**Problem details**
Edit the items below so that each "y-tick-label" becomes "y-axis tick label", and leave every other part of them unchanged.

++++ Record excerpts

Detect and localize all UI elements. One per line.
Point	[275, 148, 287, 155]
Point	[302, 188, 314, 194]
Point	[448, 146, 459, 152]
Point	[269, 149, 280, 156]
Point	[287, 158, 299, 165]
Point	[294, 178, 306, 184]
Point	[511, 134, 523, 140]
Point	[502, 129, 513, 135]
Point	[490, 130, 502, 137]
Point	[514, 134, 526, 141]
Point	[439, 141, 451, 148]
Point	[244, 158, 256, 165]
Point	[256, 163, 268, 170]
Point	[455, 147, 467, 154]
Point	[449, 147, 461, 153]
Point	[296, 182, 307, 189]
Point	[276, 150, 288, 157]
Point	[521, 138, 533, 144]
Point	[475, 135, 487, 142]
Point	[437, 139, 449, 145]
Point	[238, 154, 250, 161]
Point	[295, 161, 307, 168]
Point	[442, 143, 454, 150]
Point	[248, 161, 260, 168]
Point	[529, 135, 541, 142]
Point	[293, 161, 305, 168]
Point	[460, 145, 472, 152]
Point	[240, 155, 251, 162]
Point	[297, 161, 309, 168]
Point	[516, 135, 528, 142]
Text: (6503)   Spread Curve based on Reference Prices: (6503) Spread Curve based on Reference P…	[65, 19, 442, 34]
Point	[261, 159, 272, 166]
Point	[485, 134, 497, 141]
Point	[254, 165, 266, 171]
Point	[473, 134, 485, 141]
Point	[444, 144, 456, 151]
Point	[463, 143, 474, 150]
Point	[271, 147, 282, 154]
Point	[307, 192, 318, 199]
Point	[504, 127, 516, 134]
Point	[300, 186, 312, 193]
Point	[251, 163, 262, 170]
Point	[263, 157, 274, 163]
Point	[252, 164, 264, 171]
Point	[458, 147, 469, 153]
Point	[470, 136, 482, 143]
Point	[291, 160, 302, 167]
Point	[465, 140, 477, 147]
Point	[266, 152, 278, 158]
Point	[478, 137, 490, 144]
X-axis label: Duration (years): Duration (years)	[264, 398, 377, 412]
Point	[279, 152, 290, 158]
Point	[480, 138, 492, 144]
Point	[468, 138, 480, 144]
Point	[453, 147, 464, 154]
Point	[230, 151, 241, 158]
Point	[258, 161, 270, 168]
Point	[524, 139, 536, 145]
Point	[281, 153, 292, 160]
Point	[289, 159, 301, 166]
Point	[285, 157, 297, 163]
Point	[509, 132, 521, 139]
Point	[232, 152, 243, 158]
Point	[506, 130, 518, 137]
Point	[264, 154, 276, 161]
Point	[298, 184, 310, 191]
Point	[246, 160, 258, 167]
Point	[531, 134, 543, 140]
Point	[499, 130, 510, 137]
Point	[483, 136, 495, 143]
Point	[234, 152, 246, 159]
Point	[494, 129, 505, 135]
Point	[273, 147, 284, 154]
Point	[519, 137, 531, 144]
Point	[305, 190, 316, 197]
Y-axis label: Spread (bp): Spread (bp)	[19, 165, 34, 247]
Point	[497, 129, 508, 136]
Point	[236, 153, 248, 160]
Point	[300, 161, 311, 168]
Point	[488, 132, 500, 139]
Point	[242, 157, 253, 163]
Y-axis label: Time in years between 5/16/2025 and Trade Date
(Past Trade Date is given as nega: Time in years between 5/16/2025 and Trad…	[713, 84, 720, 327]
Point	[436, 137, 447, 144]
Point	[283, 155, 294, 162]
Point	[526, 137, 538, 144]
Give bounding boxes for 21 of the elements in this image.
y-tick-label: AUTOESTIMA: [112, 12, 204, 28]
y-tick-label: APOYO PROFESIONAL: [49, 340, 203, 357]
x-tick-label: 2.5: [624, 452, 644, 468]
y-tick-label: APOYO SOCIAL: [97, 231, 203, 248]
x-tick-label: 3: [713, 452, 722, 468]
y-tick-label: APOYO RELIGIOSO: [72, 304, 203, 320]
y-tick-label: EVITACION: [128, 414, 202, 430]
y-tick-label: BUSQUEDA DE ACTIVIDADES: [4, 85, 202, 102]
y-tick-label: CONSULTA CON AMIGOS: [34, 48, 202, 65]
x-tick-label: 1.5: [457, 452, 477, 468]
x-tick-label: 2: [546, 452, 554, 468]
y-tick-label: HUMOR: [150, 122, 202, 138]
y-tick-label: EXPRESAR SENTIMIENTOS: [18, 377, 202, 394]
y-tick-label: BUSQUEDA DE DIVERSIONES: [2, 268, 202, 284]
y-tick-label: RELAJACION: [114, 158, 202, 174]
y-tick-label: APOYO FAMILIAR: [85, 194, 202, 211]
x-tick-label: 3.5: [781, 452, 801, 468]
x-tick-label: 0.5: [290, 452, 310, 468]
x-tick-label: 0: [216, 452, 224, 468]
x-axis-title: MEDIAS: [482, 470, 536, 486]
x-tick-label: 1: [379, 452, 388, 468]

++++++++

**Solved exercise**
Detect and localize all UI elements. One per line.
Point	[275, 148, 287, 155]
Point	[302, 188, 314, 194]
Point	[448, 146, 459, 152]
Point	[269, 149, 280, 156]
Point	[287, 158, 299, 165]
Point	[294, 178, 306, 184]
Point	[511, 134, 523, 140]
Point	[502, 129, 513, 135]
Point	[490, 130, 502, 137]
Point	[514, 134, 526, 141]
Point	[439, 141, 451, 148]
Point	[244, 158, 256, 165]
Point	[256, 163, 268, 170]
Point	[455, 147, 467, 154]
Point	[449, 147, 461, 153]
Point	[296, 182, 307, 189]
Point	[276, 150, 288, 157]
Point	[521, 138, 533, 144]
Point	[475, 135, 487, 142]
Point	[437, 139, 449, 145]
Point	[238, 154, 250, 161]
Point	[295, 161, 307, 168]
Point	[442, 143, 454, 150]
Point	[248, 161, 260, 168]
Point	[529, 135, 541, 142]
Point	[293, 161, 305, 168]
Point	[460, 145, 472, 152]
Point	[240, 155, 251, 162]
Point	[297, 161, 309, 168]
Point	[516, 135, 528, 142]
Text: (6503)   Spread Curve based on Reference Prices: (6503) Spread Curve based on Reference P…	[65, 19, 442, 34]
Point	[261, 159, 272, 166]
Point	[485, 134, 497, 141]
Point	[254, 165, 266, 171]
Point	[473, 134, 485, 141]
Point	[444, 144, 456, 151]
Point	[463, 143, 474, 150]
Point	[271, 147, 282, 154]
Point	[307, 192, 318, 199]
Point	[504, 127, 516, 134]
Point	[300, 186, 312, 193]
Point	[251, 163, 262, 170]
Point	[263, 157, 274, 163]
Point	[252, 164, 264, 171]
Point	[458, 147, 469, 153]
Point	[470, 136, 482, 143]
Point	[291, 160, 302, 167]
Point	[465, 140, 477, 147]
Point	[266, 152, 278, 158]
Point	[478, 137, 490, 144]
X-axis label: Duration (years): Duration (years)	[264, 398, 377, 412]
Point	[279, 152, 290, 158]
Point	[480, 138, 492, 144]
Point	[468, 138, 480, 144]
Point	[453, 147, 464, 154]
Point	[230, 151, 241, 158]
Point	[258, 161, 270, 168]
Point	[524, 139, 536, 145]
Point	[281, 153, 292, 160]
Point	[289, 159, 301, 166]
Point	[285, 157, 297, 163]
Point	[509, 132, 521, 139]
Point	[232, 152, 243, 158]
Point	[506, 130, 518, 137]
Point	[264, 154, 276, 161]
Point	[298, 184, 310, 191]
Point	[246, 160, 258, 167]
Point	[531, 134, 543, 140]
Point	[499, 130, 510, 137]
Point	[483, 136, 495, 143]
Point	[234, 152, 246, 159]
Point	[494, 129, 505, 135]
Point	[273, 147, 284, 154]
Point	[519, 137, 531, 144]
Point	[305, 190, 316, 197]
Y-axis label: Spread (bp): Spread (bp)	[19, 165, 34, 247]
Point	[497, 129, 508, 136]
Point	[236, 153, 248, 160]
Point	[300, 161, 311, 168]
Point	[488, 132, 500, 139]
Point	[242, 157, 253, 163]
Y-axis label: Time in years between 5/16/2025 and Trade Date
(Past Trade Date is given as nega: Time in years between 5/16/2025 and Trad…	[713, 84, 720, 327]
Point	[436, 137, 447, 144]
Point	[283, 155, 294, 162]
Point	[526, 137, 538, 144]
Give bounding boxes for 21 of the elements in this image.
y-axis tick label: AUTOESTIMA: [112, 12, 204, 28]
y-axis tick label: APOYO PROFESIONAL: [49, 340, 203, 357]
x-tick-label: 2.5: [624, 452, 644, 468]
y-axis tick label: APOYO SOCIAL: [97, 231, 203, 248]
x-tick-label: 3: [713, 452, 722, 468]
y-axis tick label: APOYO RELIGIOSO: [72, 304, 203, 320]
y-axis tick label: EVITACION: [128, 414, 202, 430]
y-axis tick label: BUSQUEDA DE ACTIVIDADES: [4, 85, 202, 102]
y-axis tick label: CONSULTA CON AMIGOS: [34, 48, 202, 65]
x-tick-label: 1.5: [457, 452, 477, 468]
x-tick-label: 2: [546, 452, 554, 468]
y-axis tick label: HUMOR: [150, 122, 202, 138]
y-axis tick label: EXPRESAR SENTIMIENTOS: [18, 377, 202, 394]
y-axis tick label: BUSQUEDA DE DIVERSIONES: [2, 268, 202, 284]
y-axis tick label: RELAJACION: [114, 158, 202, 174]
y-axis tick label: APOYO FAMILIAR: [85, 194, 202, 211]
x-tick-label: 3.5: [781, 452, 801, 468]
x-tick-label: 0.5: [290, 452, 310, 468]
x-tick-label: 0: [216, 452, 224, 468]
x-axis-title: MEDIAS: [482, 470, 536, 486]
x-tick-label: 1: [379, 452, 388, 468]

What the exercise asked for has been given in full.